§ **Stated goal**: Please write what comes next in the history passage on British suspicion of Seward, starting right after its last sentence.

§ **Page excerpt**:
>> Start

CHAPTER IV. BRITISH SUSPICION OF SEWARD
In truth, it was not any further belligerent talk by Seward that had so renewed Lyons' anxiety. Rather it was the public and Press reception of the news of the Queen's Proclamation of Neutrality. The Northern people, counting beyond all reasonable expectation upon British sympathy on anti-slavery grounds, had been angrily disappointed, and were at the moment loudly voicing their vexation. Had Seward not already been turned from his foreign war policy he now would have received strong public support in it. But he made no effort to utilize public excitement to his own advantage in the Cabinet. In England, Adams was able to report on June 14 that Russell had no intention of holding further interviews with the Southern Commissioners, but before anyone in Washington could learn of this there was general knowledge of a changed tone from the Secretary of State, and Lyons' fears were considerably allayed. On June 15, occurred that interview between Seward, Lyons, and Mercier, in which Seward had positively refused to receive the Queen's Proclamation, but had throughout evinced the greatest courtesy and goodwill. Lyons so reported the conversation. June 15 may, in fact, be taken as the date when Lyons ceased to be alarmed over an immediate war. Possibly he found it a little difficult to report so sudden a shift from stormy to fair weather. June 21, he wrote that the "lull" was still continuing. June 24, he at last learned and described at length the details of Lincoln's alteration of Despatch No. 10. He did not know the exact date but he expressed the opinion that "a month or three weeks ago" war was very near - a misjudgment, since it should be remembered that war seemed advisable to one man only - Seward; and that on this issue he had been definitely cast down from his self-assumed leadership into the ranks of Lincoln's lieutenants.

>> End

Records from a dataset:

>> Start

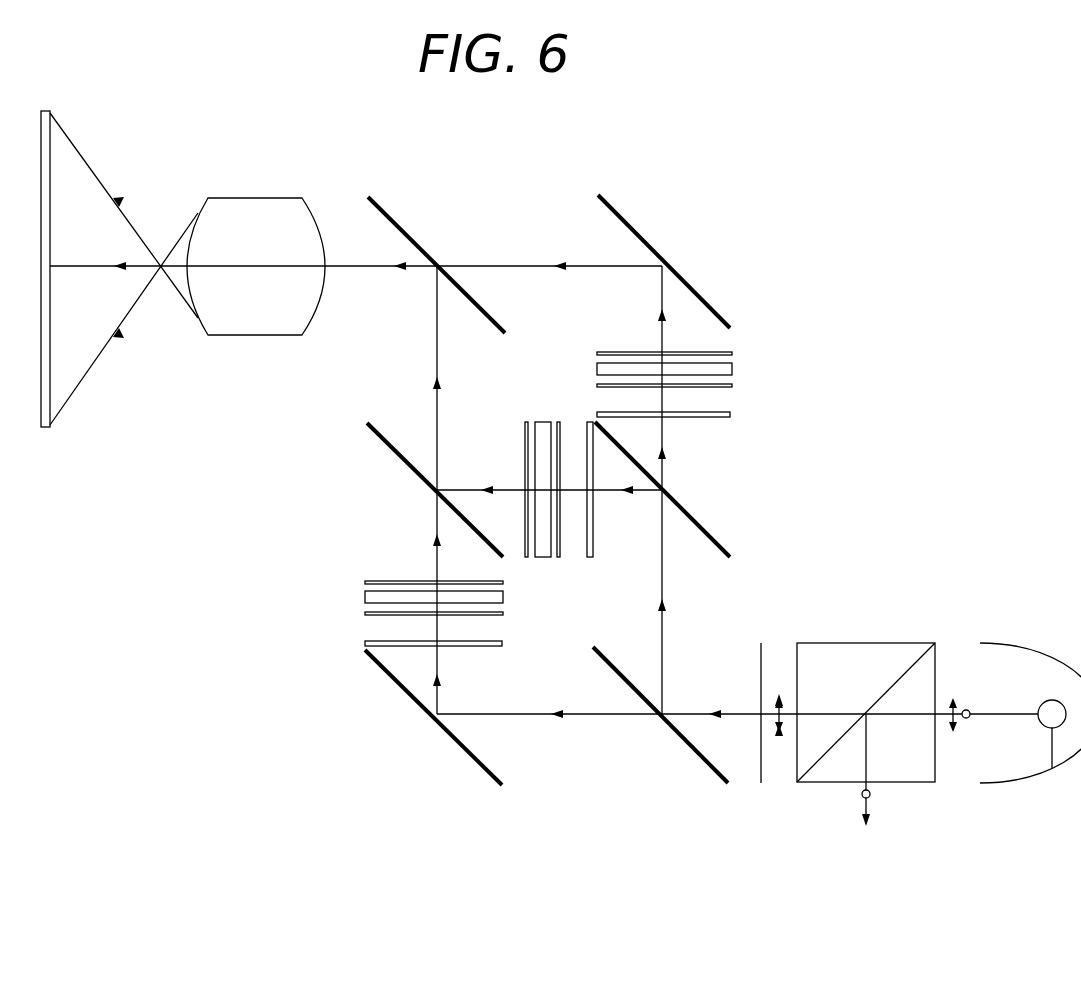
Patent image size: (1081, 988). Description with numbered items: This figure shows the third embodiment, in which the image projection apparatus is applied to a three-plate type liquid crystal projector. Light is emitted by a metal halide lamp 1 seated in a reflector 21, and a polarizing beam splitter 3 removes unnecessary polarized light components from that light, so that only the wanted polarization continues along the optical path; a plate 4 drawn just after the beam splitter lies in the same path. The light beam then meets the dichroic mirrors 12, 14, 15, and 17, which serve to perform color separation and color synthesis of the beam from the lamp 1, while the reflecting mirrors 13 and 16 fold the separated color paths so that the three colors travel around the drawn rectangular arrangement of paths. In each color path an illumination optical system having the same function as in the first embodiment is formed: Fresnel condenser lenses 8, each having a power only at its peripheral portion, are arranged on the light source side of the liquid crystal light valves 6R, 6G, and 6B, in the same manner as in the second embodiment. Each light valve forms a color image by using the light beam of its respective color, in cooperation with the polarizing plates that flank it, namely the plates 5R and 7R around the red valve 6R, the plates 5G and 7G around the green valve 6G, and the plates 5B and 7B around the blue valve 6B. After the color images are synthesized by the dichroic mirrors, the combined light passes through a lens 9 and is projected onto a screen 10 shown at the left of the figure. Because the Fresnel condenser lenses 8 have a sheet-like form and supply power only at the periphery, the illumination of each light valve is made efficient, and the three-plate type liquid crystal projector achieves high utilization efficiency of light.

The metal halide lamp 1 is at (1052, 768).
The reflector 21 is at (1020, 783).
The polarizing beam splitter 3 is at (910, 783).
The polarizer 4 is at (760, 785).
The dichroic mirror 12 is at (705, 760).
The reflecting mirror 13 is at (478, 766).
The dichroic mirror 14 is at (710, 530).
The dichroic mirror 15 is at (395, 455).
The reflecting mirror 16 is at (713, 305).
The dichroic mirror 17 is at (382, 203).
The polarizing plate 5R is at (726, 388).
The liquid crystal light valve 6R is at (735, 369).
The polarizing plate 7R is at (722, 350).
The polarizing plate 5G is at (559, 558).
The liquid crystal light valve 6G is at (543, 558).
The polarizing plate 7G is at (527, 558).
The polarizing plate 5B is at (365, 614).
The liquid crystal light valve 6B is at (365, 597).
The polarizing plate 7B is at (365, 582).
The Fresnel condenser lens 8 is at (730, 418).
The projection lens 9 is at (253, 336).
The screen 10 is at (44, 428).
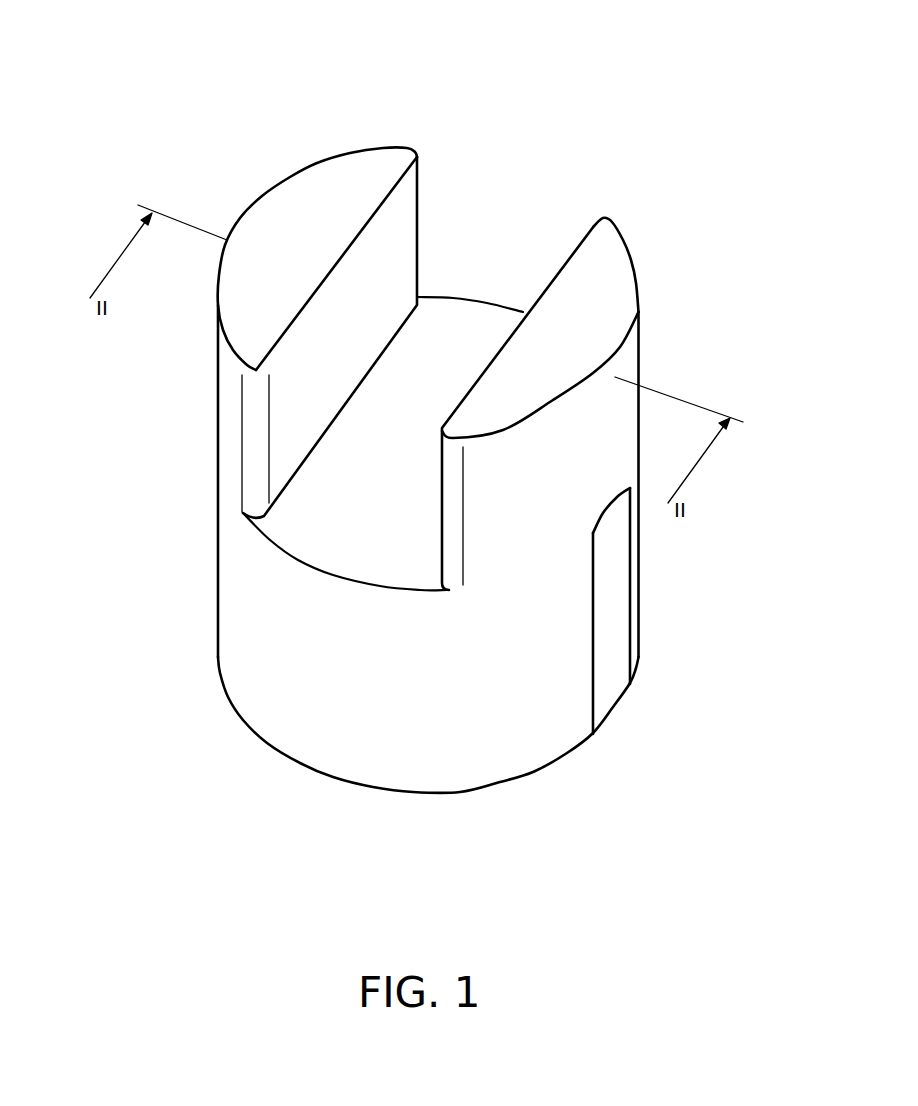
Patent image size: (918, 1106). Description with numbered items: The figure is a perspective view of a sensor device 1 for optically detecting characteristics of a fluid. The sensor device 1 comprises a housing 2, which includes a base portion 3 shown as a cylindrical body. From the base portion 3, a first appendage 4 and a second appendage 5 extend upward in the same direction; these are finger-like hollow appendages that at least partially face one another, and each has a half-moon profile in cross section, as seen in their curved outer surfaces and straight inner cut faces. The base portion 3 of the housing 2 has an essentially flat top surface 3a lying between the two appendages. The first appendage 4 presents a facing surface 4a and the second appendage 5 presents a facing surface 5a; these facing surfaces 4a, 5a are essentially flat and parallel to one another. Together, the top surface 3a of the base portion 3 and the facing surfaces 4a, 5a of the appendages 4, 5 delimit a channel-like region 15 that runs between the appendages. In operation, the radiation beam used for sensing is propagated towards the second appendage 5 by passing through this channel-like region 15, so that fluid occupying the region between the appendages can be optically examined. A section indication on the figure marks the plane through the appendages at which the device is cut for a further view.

>> End

§ **Answer below**:
Lyons was, then, nearly a month behindhand in exact knowledge of American foreign policy toward England, and he was in error in thinking that an American attack on England was either imminent or intended. Nevertheless, he surely was excusable, considering Seward's prestige and Lincoln's lack of it, in reporting as he did. It was long, indeed, before he could escape from suspicion of Seward's purposes, though dropping, abruptly, further comment on the chances of war. A month later, on July 20, he wrote that Seward had himself asked for a confidential and unofficial interview, in order to make clear that there never had been any intention of stirring agitation against England. Personally, Seward took credit for avoiding trouble "by refusing to take official cognizance of the recognition [by England] of the belligerent rights of the South," and he asked Lyons to explain to Russell that previous strong language was intended merely to make foreign Powers understand the intensity of Northern feeling.
Lyons put no faith in all this but was happy to note the change, mistakenly attributing it to England's "stiff tone," and not at all to the veto of the President. Since Lyons himself had gone to the utmost bounds in seeking conciliation (so he had reported), and, in London, Russell also had taken no forward step since the issue of the Queen's Proclamation - indeed, had rather yielded somewhat to Adams' representations - it is not clear in what the "stiff tone" consisted.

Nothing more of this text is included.